[Stored records]

################

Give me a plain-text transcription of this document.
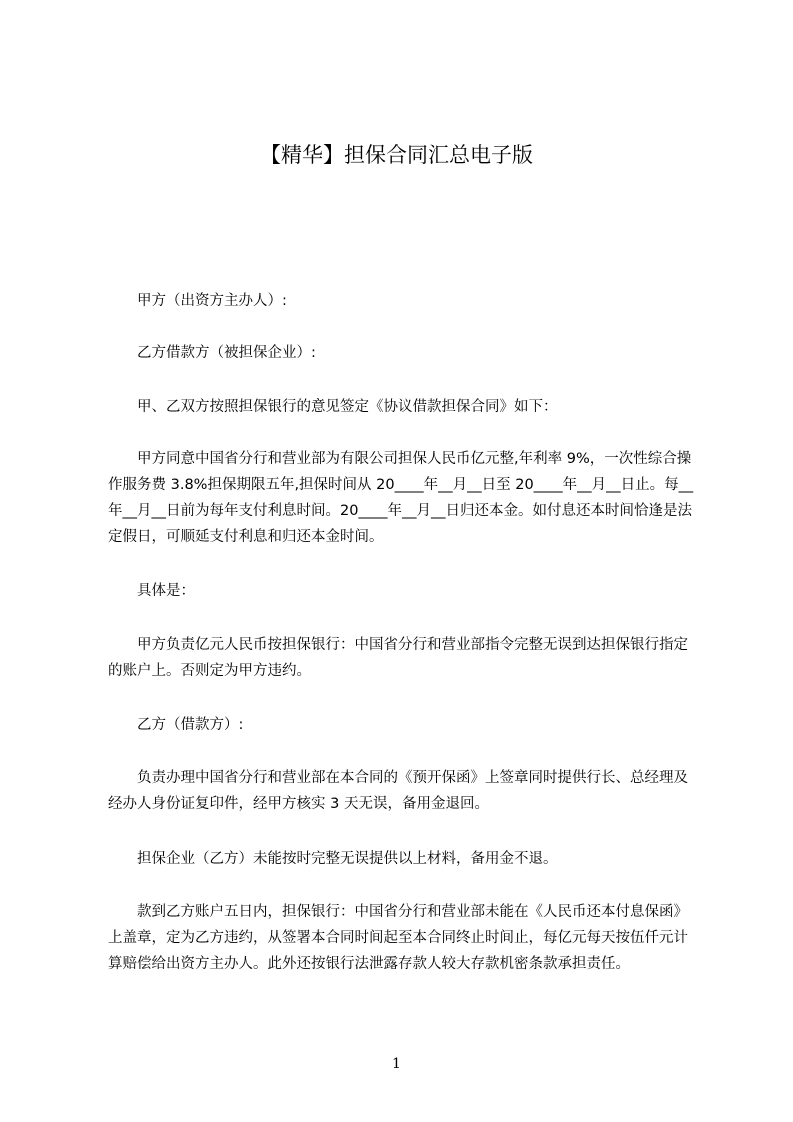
【精华】担保合同汇总电子版

甲方（出资方主办人）:

乙方借款方（被担保企业）:

甲、乙双方按照担保银行的意见签定《协议借款担保合同》如下：

甲方同意中国省分行和营业部为有限公司担保人民币亿元整,年利率 9%，一次性综合操作服务费 3.8%担保期限五年,担保时间从 20____年__月__日至 20____年__月__日止。每__年__月__日前为每年支付利息时间。20____年__月__日归还本金。如付息还本时间恰逢是法定假日，可顺延支付利息和归还本金时间。

具体是：

甲方负责亿元人民币按担保银行：中国省分行和营业部指令完整无误到达担保银行指定的账户上。否则定为甲方违约。

乙方（借款方）:

负责办理中国省分行和营业部在本合同的《预开保函》上签章同时提供行长、总经理及经办人身份证复印件，经甲方核实 3 天无误，备用金退回。

担保企业（乙方）未能按时完整无误提供以上材料，备用金不退。

款到乙方账户五日内，担保银行：中国省分行和营业部未能在《人民币还本付息保函》上盖章，定为乙方违约，从签署本合同时间起至本合同终止时间止，每亿元每天按伍仟元计算赔偿给出资方主办人。此外还按银行法泄露存款人较大存款机密条款承担责任。

1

################

### Directions
Quote all the records verbatim, dropping any pictures from your copy.

### Answer to this problem
Give me a plain-text transcription of this document.
【精华】担保合同汇总电子版

甲方（出资方主办人）:

乙方借款方（被担保企业）:

甲、乙双方按照担保银行的意见签定《协议借款担保合同》如下：

甲方同意中国省分行和营业部为有限公司担保人民币亿元整,年利率 9%，一次性综合操作服务费 3.8%担保期限五年,担保时间从 20____年__月__日至 20____年__月__日止。每__年__月__日前为每年支付利息时间。20____年__月__日归还本金。如付息还本时间恰逢是法定假日，可顺延支付利息和归还本金时间。

具体是：

甲方负责亿元人民币按担保银行：中国省分行和营业部指令完整无误到达担保银行指定的账户上。否则定为甲方违约。

乙方（借款方）:

负责办理中国省分行和营业部在本合同的《预开保函》上签章同时提供行长、总经理及经办人身份证复印件，经甲方核实 3 天无误，备用金退回。

担保企业（乙方）未能按时完整无误提供以上材料，备用金不退。

款到乙方账户五日内，担保银行：中国省分行和营业部未能在《人民币还本付息保函》上盖章，定为乙方违约，从签署本合同时间起至本合同终止时间止，每亿元每天按伍仟元计算赔偿给出资方主办人。此外还按银行法泄露存款人较大存款机密条款承担责任。

1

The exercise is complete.